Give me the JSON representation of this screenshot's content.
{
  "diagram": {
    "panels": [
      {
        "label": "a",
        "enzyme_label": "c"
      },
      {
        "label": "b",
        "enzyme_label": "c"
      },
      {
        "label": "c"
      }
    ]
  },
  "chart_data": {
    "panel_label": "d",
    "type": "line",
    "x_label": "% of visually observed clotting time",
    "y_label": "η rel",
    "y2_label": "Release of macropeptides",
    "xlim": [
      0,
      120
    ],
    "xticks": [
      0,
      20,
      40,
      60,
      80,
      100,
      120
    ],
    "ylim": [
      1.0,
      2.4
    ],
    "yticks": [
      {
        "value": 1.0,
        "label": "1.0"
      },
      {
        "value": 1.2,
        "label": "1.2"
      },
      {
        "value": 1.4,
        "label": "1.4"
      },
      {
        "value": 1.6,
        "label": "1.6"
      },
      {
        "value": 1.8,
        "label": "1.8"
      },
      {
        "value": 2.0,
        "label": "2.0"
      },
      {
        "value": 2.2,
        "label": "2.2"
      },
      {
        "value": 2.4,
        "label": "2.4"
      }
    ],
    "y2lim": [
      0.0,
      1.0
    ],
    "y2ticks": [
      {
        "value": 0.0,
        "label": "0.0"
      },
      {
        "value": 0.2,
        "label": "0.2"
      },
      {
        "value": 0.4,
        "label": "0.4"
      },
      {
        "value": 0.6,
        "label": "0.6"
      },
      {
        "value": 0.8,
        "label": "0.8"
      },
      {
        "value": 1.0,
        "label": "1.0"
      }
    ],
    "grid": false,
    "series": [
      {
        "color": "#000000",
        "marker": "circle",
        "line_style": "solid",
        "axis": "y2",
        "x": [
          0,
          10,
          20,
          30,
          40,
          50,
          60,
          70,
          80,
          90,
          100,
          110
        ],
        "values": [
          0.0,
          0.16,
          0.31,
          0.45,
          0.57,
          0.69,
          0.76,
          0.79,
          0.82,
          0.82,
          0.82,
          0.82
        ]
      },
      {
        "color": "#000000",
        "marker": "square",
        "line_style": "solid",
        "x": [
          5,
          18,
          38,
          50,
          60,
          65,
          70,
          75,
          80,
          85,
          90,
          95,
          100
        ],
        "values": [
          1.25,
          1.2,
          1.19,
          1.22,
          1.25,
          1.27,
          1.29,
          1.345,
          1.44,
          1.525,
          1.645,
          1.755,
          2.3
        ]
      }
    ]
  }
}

_ _ _ _

» WORK TO BE COMPLETED: Every entry above has to be returned exactly as written.

» EXERCISE ANSWER:
Give me the JSON representation of this screenshot's content.
{
  "diagram": {
    "panels": [
      {
        "label": "a",
        "enzyme_label": "c"
      },
      {
        "label": "b",
        "enzyme_label": "c"
      },
      {
        "label": "c"
      }
    ]
  },
  "chart_data": {
    "panel_label": "d",
    "type": "line",
    "x_label": "% of visually observed clotting time",
    "y_label": "η rel",
    "y2_label": "Release of macropeptides",
    "xlim": [
      0,
      120
    ],
    "xticks": [
      0,
      20,
      40,
      60,
      80,
      100,
      120
    ],
    "ylim": [
      1.0,
      2.4
    ],
    "yticks": [
      {
        "value": 1.0,
        "label": "1.0"
      },
      {
        "value": 1.2,
        "label": "1.2"
      },
      {
        "value": 1.4,
        "label": "1.4"
      },
      {
        "value": 1.6,
        "label": "1.6"
      },
      {
        "value": 1.8,
        "label": "1.8"
      },
      {
        "value": 2.0,
        "label": "2.0"
      },
      {
        "value": 2.2,
        "label": "2.2"
      },
      {
        "value": 2.4,
        "label": "2.4"
      }
    ],
    "y2lim": [
      0.0,
      1.0
    ],
    "y2ticks": [
      {
        "value": 0.0,
        "label": "0.0"
      },
      {
        "value": 0.2,
        "label": "0.2"
      },
      {
        "value": 0.4,
        "label": "0.4"
      },
      {
        "value": 0.6,
        "label": "0.6"
      },
      {
        "value": 0.8,
        "label": "0.8"
      },
      {
        "value": 1.0,
        "label": "1.0"
      }
    ],
    "grid": false,
    "series": [
      {
        "color": "#000000",
        "marker": "circle",
        "line_style": "solid",
        "axis": "y2",
        "x": [
          0,
          10,
          20,
          30,
          40,
          50,
          60,
          70,
          80,
          90,
          100,
          110
        ],
        "values": [
          0.0,
          0.16,
          0.31,
          0.45,
          0.57,
          0.69,
          0.76,
          0.79,
          0.82,
          0.82,
          0.82,
          0.82
        ]
      },
      {
        "color": "#000000",
        "marker": "square",
        "line_style": "solid",
        "x": [
          5,
          18,
          38,
          50,
          60,
          65,
          70,
          75,
          80,
          85,
          90,
          95,
          100
        ],
        "values": [
          1.25,
          1.2,
          1.19,
          1.22,
          1.25,
          1.27,
          1.29,
          1.345,
          1.44,
          1.525,
          1.645,
          1.755,
          2.3
        ]
      }
    ]
  }
}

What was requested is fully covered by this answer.